Filter these entries so that only lines with the word "used" remain.
┌────────
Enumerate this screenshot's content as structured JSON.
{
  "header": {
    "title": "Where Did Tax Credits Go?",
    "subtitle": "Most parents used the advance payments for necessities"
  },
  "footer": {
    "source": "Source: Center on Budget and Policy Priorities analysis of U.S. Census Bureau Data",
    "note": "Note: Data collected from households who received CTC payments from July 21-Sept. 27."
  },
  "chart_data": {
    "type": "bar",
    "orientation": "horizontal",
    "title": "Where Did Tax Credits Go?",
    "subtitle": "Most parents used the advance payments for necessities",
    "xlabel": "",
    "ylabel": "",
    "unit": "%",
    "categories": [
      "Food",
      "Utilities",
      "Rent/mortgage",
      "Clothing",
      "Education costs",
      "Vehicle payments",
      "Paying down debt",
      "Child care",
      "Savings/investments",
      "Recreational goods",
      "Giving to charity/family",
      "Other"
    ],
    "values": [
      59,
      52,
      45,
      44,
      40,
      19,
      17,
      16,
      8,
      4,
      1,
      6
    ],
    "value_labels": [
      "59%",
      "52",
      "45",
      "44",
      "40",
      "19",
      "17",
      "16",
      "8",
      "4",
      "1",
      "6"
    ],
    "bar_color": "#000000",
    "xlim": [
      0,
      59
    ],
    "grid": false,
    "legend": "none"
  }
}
└────────
§ RESPONSE TO THIS EXERCISE
    "subtitle": "Most parents used the advance payments for necessities"
    "subtitle": "Most parents used the advance payments for necessities",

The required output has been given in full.